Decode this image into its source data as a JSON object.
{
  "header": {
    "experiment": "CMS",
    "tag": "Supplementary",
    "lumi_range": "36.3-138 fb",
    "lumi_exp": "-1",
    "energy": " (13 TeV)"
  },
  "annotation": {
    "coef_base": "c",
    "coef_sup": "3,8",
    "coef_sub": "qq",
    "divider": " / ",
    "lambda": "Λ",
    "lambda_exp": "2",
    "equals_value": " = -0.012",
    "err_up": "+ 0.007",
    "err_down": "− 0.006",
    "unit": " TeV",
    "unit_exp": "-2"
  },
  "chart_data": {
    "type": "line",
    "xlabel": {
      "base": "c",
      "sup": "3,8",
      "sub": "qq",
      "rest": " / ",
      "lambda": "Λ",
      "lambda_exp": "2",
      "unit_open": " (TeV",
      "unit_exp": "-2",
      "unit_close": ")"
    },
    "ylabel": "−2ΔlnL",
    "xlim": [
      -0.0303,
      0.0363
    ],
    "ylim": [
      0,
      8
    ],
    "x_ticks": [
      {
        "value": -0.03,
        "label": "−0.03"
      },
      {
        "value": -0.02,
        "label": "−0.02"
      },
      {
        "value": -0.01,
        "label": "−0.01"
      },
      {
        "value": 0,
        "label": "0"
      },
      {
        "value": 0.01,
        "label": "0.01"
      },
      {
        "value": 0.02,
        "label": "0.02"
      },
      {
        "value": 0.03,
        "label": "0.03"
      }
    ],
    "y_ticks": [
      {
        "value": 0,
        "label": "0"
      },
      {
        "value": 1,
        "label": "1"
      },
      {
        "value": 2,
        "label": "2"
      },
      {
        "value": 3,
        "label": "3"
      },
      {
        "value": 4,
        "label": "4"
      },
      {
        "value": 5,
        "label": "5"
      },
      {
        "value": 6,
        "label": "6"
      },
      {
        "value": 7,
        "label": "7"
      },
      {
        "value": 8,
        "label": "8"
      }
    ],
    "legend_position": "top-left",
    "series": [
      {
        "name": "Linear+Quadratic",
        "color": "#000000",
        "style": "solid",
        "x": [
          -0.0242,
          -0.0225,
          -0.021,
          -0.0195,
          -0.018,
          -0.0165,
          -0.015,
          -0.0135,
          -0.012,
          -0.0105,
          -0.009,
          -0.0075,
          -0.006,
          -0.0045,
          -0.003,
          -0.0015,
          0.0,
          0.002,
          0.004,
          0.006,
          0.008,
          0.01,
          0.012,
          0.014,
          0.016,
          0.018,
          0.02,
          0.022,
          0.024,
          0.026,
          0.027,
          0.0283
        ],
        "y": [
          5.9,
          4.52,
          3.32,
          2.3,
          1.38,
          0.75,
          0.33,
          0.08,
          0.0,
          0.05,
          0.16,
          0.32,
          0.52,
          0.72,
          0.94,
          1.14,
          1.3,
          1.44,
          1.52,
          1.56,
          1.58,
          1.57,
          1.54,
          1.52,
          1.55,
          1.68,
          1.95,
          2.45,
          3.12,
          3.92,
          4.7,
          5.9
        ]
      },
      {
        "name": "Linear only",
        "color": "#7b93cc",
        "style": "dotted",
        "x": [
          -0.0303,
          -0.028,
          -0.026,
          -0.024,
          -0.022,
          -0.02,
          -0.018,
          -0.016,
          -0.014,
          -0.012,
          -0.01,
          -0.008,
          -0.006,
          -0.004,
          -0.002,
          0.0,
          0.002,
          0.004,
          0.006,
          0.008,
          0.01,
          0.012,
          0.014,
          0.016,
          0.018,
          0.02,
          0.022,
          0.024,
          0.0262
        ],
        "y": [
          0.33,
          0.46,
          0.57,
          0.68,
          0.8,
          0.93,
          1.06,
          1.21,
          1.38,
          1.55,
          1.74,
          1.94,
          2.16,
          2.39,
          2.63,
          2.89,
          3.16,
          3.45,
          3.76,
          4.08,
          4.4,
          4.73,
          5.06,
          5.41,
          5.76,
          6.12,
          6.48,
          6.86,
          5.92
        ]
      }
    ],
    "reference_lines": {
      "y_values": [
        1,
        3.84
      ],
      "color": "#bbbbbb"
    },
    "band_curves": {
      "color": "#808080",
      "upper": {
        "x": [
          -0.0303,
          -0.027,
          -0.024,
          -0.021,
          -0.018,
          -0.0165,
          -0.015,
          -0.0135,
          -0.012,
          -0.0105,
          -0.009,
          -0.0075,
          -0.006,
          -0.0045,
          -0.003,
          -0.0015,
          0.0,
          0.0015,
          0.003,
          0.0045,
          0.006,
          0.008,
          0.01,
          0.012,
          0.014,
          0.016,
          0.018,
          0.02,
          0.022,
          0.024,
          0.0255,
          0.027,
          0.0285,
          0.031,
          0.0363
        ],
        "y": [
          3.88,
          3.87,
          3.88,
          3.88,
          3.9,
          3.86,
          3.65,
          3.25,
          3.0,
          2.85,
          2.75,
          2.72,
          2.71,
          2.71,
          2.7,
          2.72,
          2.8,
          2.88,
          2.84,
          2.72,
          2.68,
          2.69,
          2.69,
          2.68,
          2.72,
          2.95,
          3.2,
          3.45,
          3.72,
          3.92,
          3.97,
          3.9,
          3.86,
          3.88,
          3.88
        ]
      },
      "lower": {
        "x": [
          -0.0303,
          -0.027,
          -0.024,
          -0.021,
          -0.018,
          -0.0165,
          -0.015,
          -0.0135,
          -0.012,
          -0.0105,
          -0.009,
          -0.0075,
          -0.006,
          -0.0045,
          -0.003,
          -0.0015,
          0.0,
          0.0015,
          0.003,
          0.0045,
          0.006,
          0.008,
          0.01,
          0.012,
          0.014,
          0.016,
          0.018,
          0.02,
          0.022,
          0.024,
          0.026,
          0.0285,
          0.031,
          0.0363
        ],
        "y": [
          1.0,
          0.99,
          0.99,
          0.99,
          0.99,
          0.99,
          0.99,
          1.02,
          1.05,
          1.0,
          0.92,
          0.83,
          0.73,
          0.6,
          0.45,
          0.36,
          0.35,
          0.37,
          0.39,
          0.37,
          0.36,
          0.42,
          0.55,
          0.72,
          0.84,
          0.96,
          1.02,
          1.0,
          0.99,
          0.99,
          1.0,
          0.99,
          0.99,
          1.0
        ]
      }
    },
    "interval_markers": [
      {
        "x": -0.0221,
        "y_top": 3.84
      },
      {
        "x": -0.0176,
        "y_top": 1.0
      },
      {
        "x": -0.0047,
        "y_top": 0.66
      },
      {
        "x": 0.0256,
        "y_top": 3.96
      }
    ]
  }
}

——

▶ [Given problem] Give back each line above precisely as it stands.

▶ [Full answer]
Decode this image into its source data as a JSON object.
{
  "header": {
    "experiment": "CMS",
    "tag": "Supplementary",
    "lumi_range": "36.3-138 fb",
    "lumi_exp": "-1",
    "energy": " (13 TeV)"
  },
  "annotation": {
    "coef_base": "c",
    "coef_sup": "3,8",
    "coef_sub": "qq",
    "divider": " / ",
    "lambda": "Λ",
    "lambda_exp": "2",
    "equals_value": " = -0.012",
    "err_up": "+ 0.007",
    "err_down": "− 0.006",
    "unit": " TeV",
    "unit_exp": "-2"
  },
  "chart_data": {
    "type": "line",
    "xlabel": {
      "base": "c",
      "sup": "3,8",
      "sub": "qq",
      "rest": " / ",
      "lambda": "Λ",
      "lambda_exp": "2",
      "unit_open": " (TeV",
      "unit_exp": "-2",
      "unit_close": ")"
    },
    "ylabel": "−2ΔlnL",
    "xlim": [
      -0.0303,
      0.0363
    ],
    "ylim": [
      0,
      8
    ],
    "x_ticks": [
      {
        "value": -0.03,
        "label": "−0.03"
      },
      {
        "value": -0.02,
        "label": "−0.02"
      },
      {
        "value": -0.01,
        "label": "−0.01"
      },
      {
        "value": 0,
        "label": "0"
      },
      {
        "value": 0.01,
        "label": "0.01"
      },
      {
        "value": 0.02,
        "label": "0.02"
      },
      {
        "value": 0.03,
        "label": "0.03"
      }
    ],
    "y_ticks": [
      {
        "value": 0,
        "label": "0"
      },
      {
        "value": 1,
        "label": "1"
      },
      {
        "value": 2,
        "label": "2"
      },
      {
        "value": 3,
        "label": "3"
      },
      {
        "value": 4,
        "label": "4"
      },
      {
        "value": 5,
        "label": "5"
      },
      {
        "value": 6,
        "label": "6"
      },
      {
        "value": 7,
        "label": "7"
      },
      {
        "value": 8,
        "label": "8"
      }
    ],
    "legend_position": "top-left",
    "series": [
      {
        "name": "Linear+Quadratic",
        "color": "#000000",
        "style": "solid",
        "x": [
          -0.0242,
          -0.0225,
          -0.021,
          -0.0195,
          -0.018,
          -0.0165,
          -0.015,
          -0.0135,
          -0.012,
          -0.0105,
          -0.009,
          -0.0075,
          -0.006,
          -0.0045,
          -0.003,
          -0.0015,
          0.0,
          0.002,
          0.004,
          0.006,
          0.008,
          0.01,
          0.012,
          0.014,
          0.016,
          0.018,
          0.02,
          0.022,
          0.024,
          0.026,
          0.027,
          0.0283
        ],
        "y": [
          5.9,
          4.52,
          3.32,
          2.3,
          1.38,
          0.75,
          0.33,
          0.08,
          0.0,
          0.05,
          0.16,
          0.32,
          0.52,
          0.72,
          0.94,
          1.14,
          1.3,
          1.44,
          1.52,
          1.56,
          1.58,
          1.57,
          1.54,
          1.52,
          1.55,
          1.68,
          1.95,
          2.45,
          3.12,
          3.92,
          4.7,
          5.9
        ]
      },
      {
        "name": "Linear only",
        "color": "#7b93cc",
        "style": "dotted",
        "x": [
          -0.0303,
          -0.028,
          -0.026,
          -0.024,
          -0.022,
          -0.02,
          -0.018,
          -0.016,
          -0.014,
          -0.012,
          -0.01,
          -0.008,
          -0.006,
          -0.004,
          -0.002,
          0.0,
          0.002,
          0.004,
          0.006,
          0.008,
          0.01,
          0.012,
          0.014,
          0.016,
          0.018,
          0.02,
          0.022,
          0.024,
          0.0262
        ],
        "y": [
          0.33,
          0.46,
          0.57,
          0.68,
          0.8,
          0.93,
          1.06,
          1.21,
          1.38,
          1.55,
          1.74,
          1.94,
          2.16,
          2.39,
          2.63,
          2.89,
          3.16,
          3.45,
          3.76,
          4.08,
          4.4,
          4.73,
          5.06,
          5.41,
          5.76,
          6.12,
          6.48,
          6.86,
          5.92
        ]
      }
    ],
    "reference_lines": {
      "y_values": [
        1,
        3.84
      ],
      "color": "#bbbbbb"
    },
    "band_curves": {
      "color": "#808080",
      "upper": {
        "x": [
          -0.0303,
          -0.027,
          -0.024,
          -0.021,
          -0.018,
          -0.0165,
          -0.015,
          -0.0135,
          -0.012,
          -0.0105,
          -0.009,
          -0.0075,
          -0.006,
          -0.0045,
          -0.003,
          -0.0015,
          0.0,
          0.0015,
          0.003,
          0.0045,
          0.006,
          0.008,
          0.01,
          0.012,
          0.014,
          0.016,
          0.018,
          0.02,
          0.022,
          0.024,
          0.0255,
          0.027,
          0.0285,
          0.031,
          0.0363
        ],
        "y": [
          3.88,
          3.87,
          3.88,
          3.88,
          3.9,
          3.86,
          3.65,
          3.25,
          3.0,
          2.85,
          2.75,
          2.72,
          2.71,
          2.71,
          2.7,
          2.72,
          2.8,
          2.88,
          2.84,
          2.72,
          2.68,
          2.69,
          2.69,
          2.68,
          2.72,
          2.95,
          3.2,
          3.45,
          3.72,
          3.92,
          3.97,
          3.9,
          3.86,
          3.88,
          3.88
        ]
      },
      "lower": {
        "x": [
          -0.0303,
          -0.027,
          -0.024,
          -0.021,
          -0.018,
          -0.0165,
          -0.015,
          -0.0135,
          -0.012,
          -0.0105,
          -0.009,
          -0.0075,
          -0.006,
          -0.0045,
          -0.003,
          -0.0015,
          0.0,
          0.0015,
          0.003,
          0.0045,
          0.006,
          0.008,
          0.01,
          0.012,
          0.014,
          0.016,
          0.018,
          0.02,
          0.022,
          0.024,
          0.026,
          0.0285,
          0.031,
          0.0363
        ],
        "y": [
          1.0,
          0.99,
          0.99,
          0.99,
          0.99,
          0.99,
          0.99,
          1.02,
          1.05,
          1.0,
          0.92,
          0.83,
          0.73,
          0.6,
          0.45,
          0.36,
          0.35,
          0.37,
          0.39,
          0.37,
          0.36,
          0.42,
          0.55,
          0.72,
          0.84,
          0.96,
          1.02,
          1.0,
          0.99,
          0.99,
          1.0,
          0.99,
          0.99,
          1.0
        ]
      }
    },
    "interval_markers": [
      {
        "x": -0.0221,
        "y_top": 3.84
      },
      {
        "x": -0.0176,
        "y_top": 1.0
      },
      {
        "x": -0.0047,
        "y_top": 0.66
      },
      {
        "x": 0.0256,
        "y_top": 3.96
      }
    ]
  }
}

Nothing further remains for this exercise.